Reproduce the listing below word for word, every line included, but leave out the pictures.

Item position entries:

————

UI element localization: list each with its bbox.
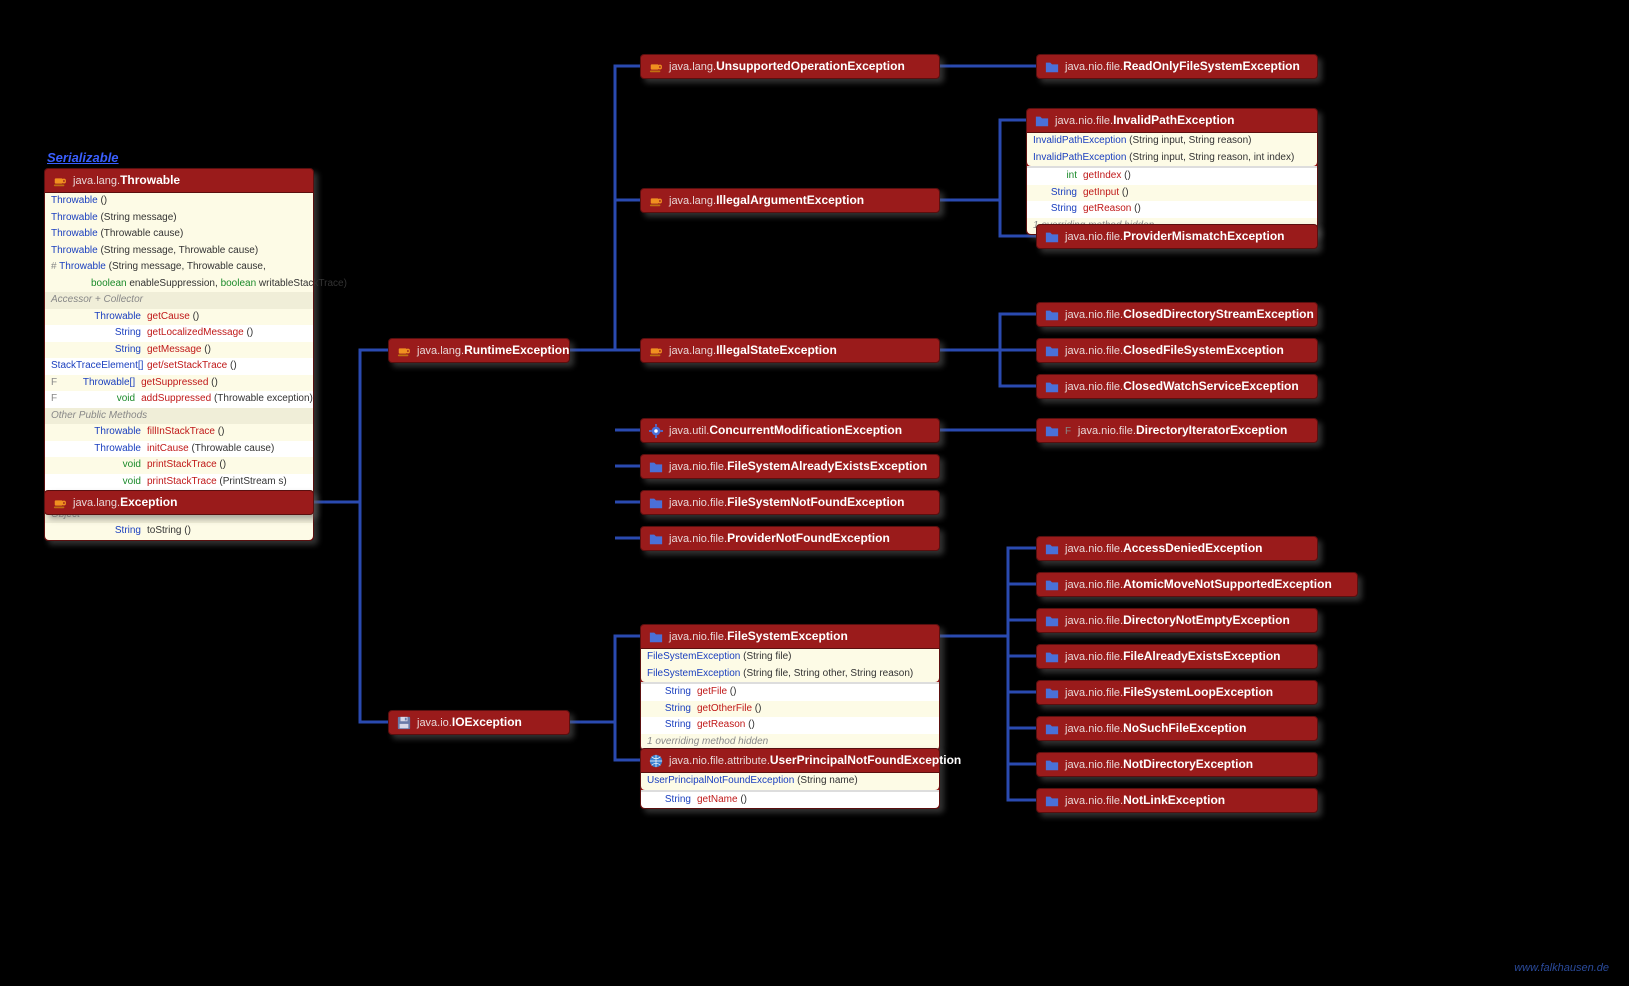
node-closedfs: java.nio.file.ClosedFileSystemException	[1036, 338, 1318, 363]
node-fsloop: java.nio.file.FileSystemLoopException	[1036, 680, 1318, 705]
node-closeddir: java.nio.file.ClosedDirectoryStreamExcep…	[1036, 302, 1318, 327]
folder-icon	[1045, 344, 1059, 358]
node-fsalready: java.nio.file.FileSystemAlreadyExistsExc…	[640, 454, 940, 479]
folder-icon	[1045, 758, 1059, 772]
node-provnotfound: java.nio.file.ProviderNotFoundException	[640, 526, 940, 551]
globe-icon	[649, 754, 663, 768]
folder-icon	[649, 460, 663, 474]
cup-icon	[53, 174, 67, 188]
node-illegalstate: java.lang.IllegalStateException	[640, 338, 940, 363]
serializable-label: Serializable	[47, 150, 119, 165]
node-exception: java.lang.Exception	[44, 490, 314, 515]
folder-icon	[1045, 578, 1059, 592]
node-provmismatch: java.nio.file.ProviderMismatchException	[1036, 224, 1318, 249]
node-runtime: java.lang.RuntimeException	[388, 338, 570, 363]
folder-icon	[649, 630, 663, 644]
cup-icon	[649, 344, 663, 358]
folder-icon	[1045, 230, 1059, 244]
folder-icon	[1045, 794, 1059, 808]
node-concurrent: java.util.ConcurrentModificationExceptio…	[640, 418, 940, 443]
node-throwable: java.lang.Throwable Throwable () Throwab…	[44, 168, 314, 541]
folder-icon	[1045, 614, 1059, 628]
node-accessdenied: java.nio.file.AccessDeniedException	[1036, 536, 1318, 561]
node-dirnotempty: java.nio.file.DirectoryNotEmptyException	[1036, 608, 1318, 633]
folder-icon	[1045, 722, 1059, 736]
cup-icon	[649, 60, 663, 74]
folder-icon	[1035, 114, 1049, 128]
folder-icon	[1045, 542, 1059, 556]
watermark: www.falkhausen.de	[1514, 962, 1609, 974]
folder-icon	[1045, 380, 1059, 394]
node-notlink: java.nio.file.NotLinkException	[1036, 788, 1318, 813]
node-fsexception: java.nio.file.FileSystemException FileSy…	[640, 624, 940, 751]
cup-icon	[649, 194, 663, 208]
cup-icon	[397, 344, 411, 358]
node-userprincipal: java.nio.file.attribute.UserPrincipalNot…	[640, 748, 940, 809]
node-closedwatch: java.nio.file.ClosedWatchServiceExceptio…	[1036, 374, 1318, 399]
folder-icon	[1045, 686, 1059, 700]
folder-icon	[649, 496, 663, 510]
folder-icon	[649, 532, 663, 546]
node-atomicmove: java.nio.file.AtomicMoveNotSupportedExce…	[1036, 572, 1358, 597]
folder-icon	[1045, 424, 1059, 438]
node-io: java.io.IOException	[388, 710, 570, 735]
node-readonly: java.nio.file.ReadOnlyFileSystemExceptio…	[1036, 54, 1318, 79]
node-nosuch: java.nio.file.NoSuchFileException	[1036, 716, 1318, 741]
node-fsnotfound: java.nio.file.FileSystemNotFoundExceptio…	[640, 490, 940, 515]
node-filealready: java.nio.file.FileAlreadyExistsException	[1036, 644, 1318, 669]
node-diriter: F java.nio.file.DirectoryIteratorExcepti…	[1036, 418, 1318, 443]
folder-icon	[1045, 308, 1059, 322]
folder-icon	[1045, 60, 1059, 74]
gear-icon	[649, 424, 663, 438]
folder-icon	[1045, 650, 1059, 664]
cup-icon	[53, 496, 67, 510]
disk-icon	[397, 716, 411, 730]
node-unsupported: java.lang.UnsupportedOperationException	[640, 54, 940, 79]
node-notdir: java.nio.file.NotDirectoryException	[1036, 752, 1318, 777]
node-invalidpath: java.nio.file.InvalidPathException Inval…	[1026, 108, 1318, 235]
header-throwable: java.lang.Throwable	[45, 169, 313, 192]
node-illegalarg: java.lang.IllegalArgumentException	[640, 188, 940, 213]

————

*OUTPUT*.
UI element localization: list each with its bbox.
node-closedfs: java.nio.file.ClosedFileSystemException	[1036, 338, 1318, 363]
node-fsloop: java.nio.file.FileSystemLoopException	[1036, 680, 1318, 705]
node-closeddir: java.nio.file.ClosedDirectoryStreamExcep…	[1036, 302, 1318, 327]
folder-icon	[1045, 344, 1059, 358]
node-fsalready: java.nio.file.FileSystemAlreadyExistsExc…	[640, 454, 940, 479]
folder-icon	[1045, 758, 1059, 772]
node-provnotfound: java.nio.file.ProviderNotFoundException	[640, 526, 940, 551]
globe-icon	[649, 754, 663, 768]
folder-icon	[649, 460, 663, 474]
cup-icon	[53, 174, 67, 188]
node-illegalstate: java.lang.IllegalStateException	[640, 338, 940, 363]
serializable-label: Serializable	[47, 150, 119, 165]
node-exception: java.lang.Exception	[44, 490, 314, 515]
folder-icon	[1045, 578, 1059, 592]
node-provmismatch: java.nio.file.ProviderMismatchException	[1036, 224, 1318, 249]
node-runtime: java.lang.RuntimeException	[388, 338, 570, 363]
folder-icon	[649, 630, 663, 644]
cup-icon	[649, 344, 663, 358]
folder-icon	[1045, 230, 1059, 244]
folder-icon	[1045, 794, 1059, 808]
node-concurrent: java.util.ConcurrentModificationExceptio…	[640, 418, 940, 443]
node-throwable: java.lang.Throwable Throwable () Throwab…	[44, 168, 314, 541]
folder-icon	[1045, 614, 1059, 628]
node-accessdenied: java.nio.file.AccessDeniedException	[1036, 536, 1318, 561]
node-dirnotempty: java.nio.file.DirectoryNotEmptyException	[1036, 608, 1318, 633]
folder-icon	[1045, 722, 1059, 736]
cup-icon	[649, 60, 663, 74]
folder-icon	[1035, 114, 1049, 128]
folder-icon	[1045, 542, 1059, 556]
watermark: www.falkhausen.de	[1514, 962, 1609, 974]
folder-icon	[1045, 380, 1059, 394]
node-notlink: java.nio.file.NotLinkException	[1036, 788, 1318, 813]
node-fsexception: java.nio.file.FileSystemException FileSy…	[640, 624, 940, 751]
cup-icon	[649, 194, 663, 208]
cup-icon	[397, 344, 411, 358]
node-userprincipal: java.nio.file.attribute.UserPrincipalNot…	[640, 748, 940, 809]
node-closedwatch: java.nio.file.ClosedWatchServiceExceptio…	[1036, 374, 1318, 399]
folder-icon	[1045, 686, 1059, 700]
folder-icon	[649, 496, 663, 510]
folder-icon	[649, 532, 663, 546]
node-atomicmove: java.nio.file.AtomicMoveNotSupportedExce…	[1036, 572, 1358, 597]
folder-icon	[1045, 424, 1059, 438]
node-io: java.io.IOException	[388, 710, 570, 735]
node-readonly: java.nio.file.ReadOnlyFileSystemExceptio…	[1036, 54, 1318, 79]
node-nosuch: java.nio.file.NoSuchFileException	[1036, 716, 1318, 741]
node-fsnotfound: java.nio.file.FileSystemNotFoundExceptio…	[640, 490, 940, 515]
node-filealready: java.nio.file.FileAlreadyExistsException	[1036, 644, 1318, 669]
node-diriter: F java.nio.file.DirectoryIteratorExcepti…	[1036, 418, 1318, 443]
folder-icon	[1045, 308, 1059, 322]
folder-icon	[1045, 60, 1059, 74]
gear-icon	[649, 424, 663, 438]
folder-icon	[1045, 650, 1059, 664]
cup-icon	[53, 496, 67, 510]
disk-icon	[397, 716, 411, 730]
node-unsupported: java.lang.UnsupportedOperationException	[640, 54, 940, 79]
node-notdir: java.nio.file.NotDirectoryException	[1036, 752, 1318, 777]
node-invalidpath: java.nio.file.InvalidPathException Inval…	[1026, 108, 1318, 235]
header-throwable: java.lang.Throwable	[45, 169, 313, 192]
node-illegalarg: java.lang.IllegalArgumentException	[640, 188, 940, 213]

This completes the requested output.